• Records shown:
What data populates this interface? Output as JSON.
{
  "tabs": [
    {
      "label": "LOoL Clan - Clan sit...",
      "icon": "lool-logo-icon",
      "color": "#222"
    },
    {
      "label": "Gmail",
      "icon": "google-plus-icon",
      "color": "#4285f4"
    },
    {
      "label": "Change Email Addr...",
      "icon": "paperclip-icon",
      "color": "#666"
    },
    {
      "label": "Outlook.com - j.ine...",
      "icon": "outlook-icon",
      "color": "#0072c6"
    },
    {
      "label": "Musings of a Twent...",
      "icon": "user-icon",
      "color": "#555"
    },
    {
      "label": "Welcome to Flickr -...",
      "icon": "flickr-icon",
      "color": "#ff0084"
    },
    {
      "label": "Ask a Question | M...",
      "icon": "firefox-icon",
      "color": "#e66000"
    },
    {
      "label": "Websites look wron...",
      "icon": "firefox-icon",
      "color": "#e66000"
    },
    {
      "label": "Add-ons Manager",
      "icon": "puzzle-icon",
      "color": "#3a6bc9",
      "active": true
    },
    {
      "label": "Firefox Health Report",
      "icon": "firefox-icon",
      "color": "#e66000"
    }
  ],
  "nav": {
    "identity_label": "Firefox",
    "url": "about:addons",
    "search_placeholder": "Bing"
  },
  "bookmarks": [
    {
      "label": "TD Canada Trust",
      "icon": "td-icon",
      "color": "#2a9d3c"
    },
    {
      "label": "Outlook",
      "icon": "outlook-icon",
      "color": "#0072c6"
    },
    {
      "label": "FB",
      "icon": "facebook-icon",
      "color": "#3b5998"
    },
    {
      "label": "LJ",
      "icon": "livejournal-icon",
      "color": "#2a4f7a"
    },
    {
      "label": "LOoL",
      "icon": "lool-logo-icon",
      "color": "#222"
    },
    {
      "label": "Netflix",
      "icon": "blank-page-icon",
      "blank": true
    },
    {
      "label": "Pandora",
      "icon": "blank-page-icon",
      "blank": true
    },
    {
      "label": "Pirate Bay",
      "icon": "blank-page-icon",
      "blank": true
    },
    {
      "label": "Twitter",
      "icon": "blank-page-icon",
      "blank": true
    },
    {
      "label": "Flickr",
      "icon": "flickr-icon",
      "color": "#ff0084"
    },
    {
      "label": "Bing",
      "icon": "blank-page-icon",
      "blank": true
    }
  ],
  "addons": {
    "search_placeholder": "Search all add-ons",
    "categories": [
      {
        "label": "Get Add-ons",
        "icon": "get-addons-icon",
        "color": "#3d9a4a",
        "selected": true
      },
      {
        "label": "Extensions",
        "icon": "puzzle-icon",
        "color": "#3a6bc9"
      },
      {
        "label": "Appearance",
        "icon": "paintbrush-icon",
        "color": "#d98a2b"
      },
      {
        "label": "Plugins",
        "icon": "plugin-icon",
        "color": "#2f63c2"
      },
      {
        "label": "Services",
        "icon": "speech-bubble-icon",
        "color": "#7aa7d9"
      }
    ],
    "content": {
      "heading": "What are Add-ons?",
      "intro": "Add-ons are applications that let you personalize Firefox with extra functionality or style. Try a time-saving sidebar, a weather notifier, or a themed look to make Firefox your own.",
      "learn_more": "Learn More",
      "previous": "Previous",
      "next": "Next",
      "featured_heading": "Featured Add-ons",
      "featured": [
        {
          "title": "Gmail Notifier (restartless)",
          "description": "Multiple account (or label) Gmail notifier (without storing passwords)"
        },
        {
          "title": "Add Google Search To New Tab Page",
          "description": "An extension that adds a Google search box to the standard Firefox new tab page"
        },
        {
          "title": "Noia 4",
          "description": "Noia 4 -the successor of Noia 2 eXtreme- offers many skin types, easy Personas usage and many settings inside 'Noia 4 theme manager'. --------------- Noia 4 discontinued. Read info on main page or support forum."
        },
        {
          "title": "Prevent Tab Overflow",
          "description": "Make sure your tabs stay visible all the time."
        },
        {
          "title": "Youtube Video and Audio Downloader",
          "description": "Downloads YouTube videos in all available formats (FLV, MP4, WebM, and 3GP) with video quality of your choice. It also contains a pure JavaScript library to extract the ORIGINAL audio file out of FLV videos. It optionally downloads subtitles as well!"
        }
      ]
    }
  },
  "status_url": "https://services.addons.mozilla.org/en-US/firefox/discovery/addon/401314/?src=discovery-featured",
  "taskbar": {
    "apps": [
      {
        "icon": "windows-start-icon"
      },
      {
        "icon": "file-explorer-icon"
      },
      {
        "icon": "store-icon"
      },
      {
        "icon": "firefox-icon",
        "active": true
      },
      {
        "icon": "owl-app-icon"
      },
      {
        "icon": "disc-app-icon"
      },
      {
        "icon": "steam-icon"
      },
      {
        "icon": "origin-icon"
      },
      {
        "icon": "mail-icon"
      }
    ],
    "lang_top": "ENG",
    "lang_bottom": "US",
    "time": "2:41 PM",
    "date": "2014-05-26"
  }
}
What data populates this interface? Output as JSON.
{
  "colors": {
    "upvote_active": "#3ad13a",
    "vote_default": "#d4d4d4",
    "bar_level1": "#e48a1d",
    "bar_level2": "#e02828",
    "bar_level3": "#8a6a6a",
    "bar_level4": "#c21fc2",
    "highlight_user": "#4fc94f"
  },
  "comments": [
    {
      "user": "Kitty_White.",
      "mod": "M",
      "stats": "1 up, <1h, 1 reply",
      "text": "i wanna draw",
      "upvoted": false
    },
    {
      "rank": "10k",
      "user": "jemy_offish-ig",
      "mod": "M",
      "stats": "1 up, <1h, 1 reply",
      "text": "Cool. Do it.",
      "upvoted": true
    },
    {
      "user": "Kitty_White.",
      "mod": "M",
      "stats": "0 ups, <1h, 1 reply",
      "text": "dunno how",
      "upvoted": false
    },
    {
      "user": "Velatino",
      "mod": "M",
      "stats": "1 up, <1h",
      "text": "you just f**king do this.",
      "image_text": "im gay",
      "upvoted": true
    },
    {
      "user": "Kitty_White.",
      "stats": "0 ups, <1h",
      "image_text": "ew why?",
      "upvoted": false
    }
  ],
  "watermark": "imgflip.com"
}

• Task to carry out: Search the records for the string "that" and return every line in which it occurs.

• Solved exercise:
      "intro": "Add-ons are applications that let you personalize Firefox with extra functionality or style. Try a time-saving sidebar, a weather notifier, or a themed look to make Firefox your own.",
          "description": "An extension that adds a Google search box to the standard Firefox new tab page"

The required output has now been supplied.